Exercise
Print each of the entries exactly, leaving nothing out.

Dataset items
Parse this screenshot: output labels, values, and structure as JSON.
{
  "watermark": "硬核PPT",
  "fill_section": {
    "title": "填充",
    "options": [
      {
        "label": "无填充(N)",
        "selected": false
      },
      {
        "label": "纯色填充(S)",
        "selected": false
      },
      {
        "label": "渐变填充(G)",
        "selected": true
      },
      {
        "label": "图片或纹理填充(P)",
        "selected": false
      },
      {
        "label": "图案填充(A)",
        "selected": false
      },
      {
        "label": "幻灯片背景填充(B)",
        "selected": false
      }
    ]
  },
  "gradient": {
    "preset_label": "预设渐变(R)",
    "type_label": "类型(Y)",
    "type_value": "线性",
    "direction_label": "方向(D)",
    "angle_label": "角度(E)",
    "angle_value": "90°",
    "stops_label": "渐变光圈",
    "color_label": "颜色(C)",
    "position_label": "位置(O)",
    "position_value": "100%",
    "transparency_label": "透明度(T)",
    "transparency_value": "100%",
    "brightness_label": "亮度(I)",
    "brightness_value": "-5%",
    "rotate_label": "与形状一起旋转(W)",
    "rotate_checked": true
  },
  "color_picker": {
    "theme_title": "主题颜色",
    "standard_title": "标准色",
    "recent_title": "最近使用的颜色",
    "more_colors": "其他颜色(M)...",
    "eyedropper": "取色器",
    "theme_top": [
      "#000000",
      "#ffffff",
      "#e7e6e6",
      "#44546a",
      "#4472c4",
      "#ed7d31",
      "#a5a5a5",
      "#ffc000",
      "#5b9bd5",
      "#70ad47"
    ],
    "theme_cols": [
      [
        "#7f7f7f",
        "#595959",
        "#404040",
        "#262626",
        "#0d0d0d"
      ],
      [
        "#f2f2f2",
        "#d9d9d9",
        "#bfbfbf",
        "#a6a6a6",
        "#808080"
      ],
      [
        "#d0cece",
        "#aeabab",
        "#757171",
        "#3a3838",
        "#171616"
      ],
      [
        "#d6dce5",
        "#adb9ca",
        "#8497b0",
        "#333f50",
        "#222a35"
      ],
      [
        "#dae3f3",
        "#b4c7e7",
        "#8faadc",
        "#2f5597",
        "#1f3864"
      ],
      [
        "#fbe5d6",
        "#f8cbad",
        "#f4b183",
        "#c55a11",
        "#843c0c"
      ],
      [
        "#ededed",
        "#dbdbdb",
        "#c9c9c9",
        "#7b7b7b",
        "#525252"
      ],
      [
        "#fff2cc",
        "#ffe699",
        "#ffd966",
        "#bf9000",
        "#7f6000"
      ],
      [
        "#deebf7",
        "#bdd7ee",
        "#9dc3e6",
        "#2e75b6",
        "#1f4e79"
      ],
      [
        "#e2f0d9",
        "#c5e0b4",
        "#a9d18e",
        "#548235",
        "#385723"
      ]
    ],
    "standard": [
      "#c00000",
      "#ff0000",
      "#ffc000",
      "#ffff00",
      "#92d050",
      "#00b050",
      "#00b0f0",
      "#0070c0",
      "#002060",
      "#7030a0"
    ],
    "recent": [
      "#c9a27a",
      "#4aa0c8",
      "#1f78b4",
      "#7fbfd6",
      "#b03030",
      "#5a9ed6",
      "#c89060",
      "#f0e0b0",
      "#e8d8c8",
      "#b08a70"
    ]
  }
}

Result
Parse this screenshot: output labels, values, and structure as JSON.
{
  "watermark": "硬核PPT",
  "fill_section": {
    "title": "填充",
    "options": [
      {
        "label": "无填充(N)",
        "selected": false
      },
      {
        "label": "纯色填充(S)",
        "selected": false
      },
      {
        "label": "渐变填充(G)",
        "selected": true
      },
      {
        "label": "图片或纹理填充(P)",
        "selected": false
      },
      {
        "label": "图案填充(A)",
        "selected": false
      },
      {
        "label": "幻灯片背景填充(B)",
        "selected": false
      }
    ]
  },
  "gradient": {
    "preset_label": "预设渐变(R)",
    "type_label": "类型(Y)",
    "type_value": "线性",
    "direction_label": "方向(D)",
    "angle_label": "角度(E)",
    "angle_value": "90°",
    "stops_label": "渐变光圈",
    "color_label": "颜色(C)",
    "position_label": "位置(O)",
    "position_value": "100%",
    "transparency_label": "透明度(T)",
    "transparency_value": "100%",
    "brightness_label": "亮度(I)",
    "brightness_value": "-5%",
    "rotate_label": "与形状一起旋转(W)",
    "rotate_checked": true
  },
  "color_picker": {
    "theme_title": "主题颜色",
    "standard_title": "标准色",
    "recent_title": "最近使用的颜色",
    "more_colors": "其他颜色(M)...",
    "eyedropper": "取色器",
    "theme_top": [
      "#000000",
      "#ffffff",
      "#e7e6e6",
      "#44546a",
      "#4472c4",
      "#ed7d31",
      "#a5a5a5",
      "#ffc000",
      "#5b9bd5",
      "#70ad47"
    ],
    "theme_cols": [
      [
        "#7f7f7f",
        "#595959",
        "#404040",
        "#262626",
        "#0d0d0d"
      ],
      [
        "#f2f2f2",
        "#d9d9d9",
        "#bfbfbf",
        "#a6a6a6",
        "#808080"
      ],
      [
        "#d0cece",
        "#aeabab",
        "#757171",
        "#3a3838",
        "#171616"
      ],
      [
        "#d6dce5",
        "#adb9ca",
        "#8497b0",
        "#333f50",
        "#222a35"
      ],
      [
        "#dae3f3",
        "#b4c7e7",
        "#8faadc",
        "#2f5597",
        "#1f3864"
      ],
      [
        "#fbe5d6",
        "#f8cbad",
        "#f4b183",
        "#c55a11",
        "#843c0c"
      ],
      [
        "#ededed",
        "#dbdbdb",
        "#c9c9c9",
        "#7b7b7b",
        "#525252"
      ],
      [
        "#fff2cc",
        "#ffe699",
        "#ffd966",
        "#bf9000",
        "#7f6000"
      ],
      [
        "#deebf7",
        "#bdd7ee",
        "#9dc3e6",
        "#2e75b6",
        "#1f4e79"
      ],
      [
        "#e2f0d9",
        "#c5e0b4",
        "#a9d18e",
        "#548235",
        "#385723"
      ]
    ],
    "standard": [
      "#c00000",
      "#ff0000",
      "#ffc000",
      "#ffff00",
      "#92d050",
      "#00b050",
      "#00b0f0",
      "#0070c0",
      "#002060",
      "#7030a0"
    ],
    "recent": [
      "#c9a27a",
      "#4aa0c8",
      "#1f78b4",
      "#7fbfd6",
      "#b03030",
      "#5a9ed6",
      "#c89060",
      "#f0e0b0",
      "#e8d8c8",
      "#b08a70"
    ]
  }
}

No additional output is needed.